[Exercise instructions]
Extract every record, keeping each one exactly as it is.

* START Input data *

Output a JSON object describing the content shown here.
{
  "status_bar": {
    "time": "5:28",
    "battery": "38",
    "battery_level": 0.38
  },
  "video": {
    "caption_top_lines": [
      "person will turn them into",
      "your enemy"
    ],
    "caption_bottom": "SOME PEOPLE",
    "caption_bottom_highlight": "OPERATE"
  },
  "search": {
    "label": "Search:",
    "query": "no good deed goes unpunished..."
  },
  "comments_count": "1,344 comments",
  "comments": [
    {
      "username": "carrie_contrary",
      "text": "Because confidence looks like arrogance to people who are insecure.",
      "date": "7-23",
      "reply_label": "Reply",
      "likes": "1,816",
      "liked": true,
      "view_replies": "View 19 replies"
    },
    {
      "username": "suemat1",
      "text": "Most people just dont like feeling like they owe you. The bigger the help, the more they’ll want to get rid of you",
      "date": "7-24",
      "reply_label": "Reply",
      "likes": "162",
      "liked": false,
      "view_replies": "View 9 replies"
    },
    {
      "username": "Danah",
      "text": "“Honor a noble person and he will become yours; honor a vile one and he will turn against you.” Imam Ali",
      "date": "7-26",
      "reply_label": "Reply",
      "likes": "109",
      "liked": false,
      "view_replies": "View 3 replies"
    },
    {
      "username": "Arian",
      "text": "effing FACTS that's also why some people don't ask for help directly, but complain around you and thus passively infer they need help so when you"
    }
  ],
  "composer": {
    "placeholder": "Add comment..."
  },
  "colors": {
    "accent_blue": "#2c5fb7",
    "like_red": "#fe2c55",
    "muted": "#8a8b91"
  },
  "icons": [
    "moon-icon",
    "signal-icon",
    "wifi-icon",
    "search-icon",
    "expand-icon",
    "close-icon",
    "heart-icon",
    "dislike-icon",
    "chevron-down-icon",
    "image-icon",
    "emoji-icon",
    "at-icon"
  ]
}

* END Input data *

[Response below]
Output a JSON object describing the content shown here.
{
  "status_bar": {
    "time": "5:28",
    "battery": "38",
    "battery_level": 0.38
  },
  "video": {
    "caption_top_lines": [
      "person will turn them into",
      "your enemy"
    ],
    "caption_bottom": "SOME PEOPLE",
    "caption_bottom_highlight": "OPERATE"
  },
  "search": {
    "label": "Search:",
    "query": "no good deed goes unpunished..."
  },
  "comments_count": "1,344 comments",
  "comments": [
    {
      "username": "carrie_contrary",
      "text": "Because confidence looks like arrogance to people who are insecure.",
      "date": "7-23",
      "reply_label": "Reply",
      "likes": "1,816",
      "liked": true,
      "view_replies": "View 19 replies"
    },
    {
      "username": "suemat1",
      "text": "Most people just dont like feeling like they owe you. The bigger the help, the more they’ll want to get rid of you",
      "date": "7-24",
      "reply_label": "Reply",
      "likes": "162",
      "liked": false,
      "view_replies": "View 9 replies"
    },
    {
      "username": "Danah",
      "text": "“Honor a noble person and he will become yours; honor a vile one and he will turn against you.” Imam Ali",
      "date": "7-26",
      "reply_label": "Reply",
      "likes": "109",
      "liked": false,
      "view_replies": "View 3 replies"
    },
    {
      "username": "Arian",
      "text": "effing FACTS that's also why some people don't ask for help directly, but complain around you and thus passively infer they need help so when you"
    }
  ],
  "composer": {
    "placeholder": "Add comment..."
  },
  "colors": {
    "accent_blue": "#2c5fb7",
    "like_red": "#fe2c55",
    "muted": "#8a8b91"
  },
  "icons": [
    "moon-icon",
    "signal-icon",
    "wifi-icon",
    "search-icon",
    "expand-icon",
    "close-icon",
    "heart-icon",
    "dislike-icon",
    "chevron-down-icon",
    "image-icon",
    "emoji-icon",
    "at-icon"
  ]
}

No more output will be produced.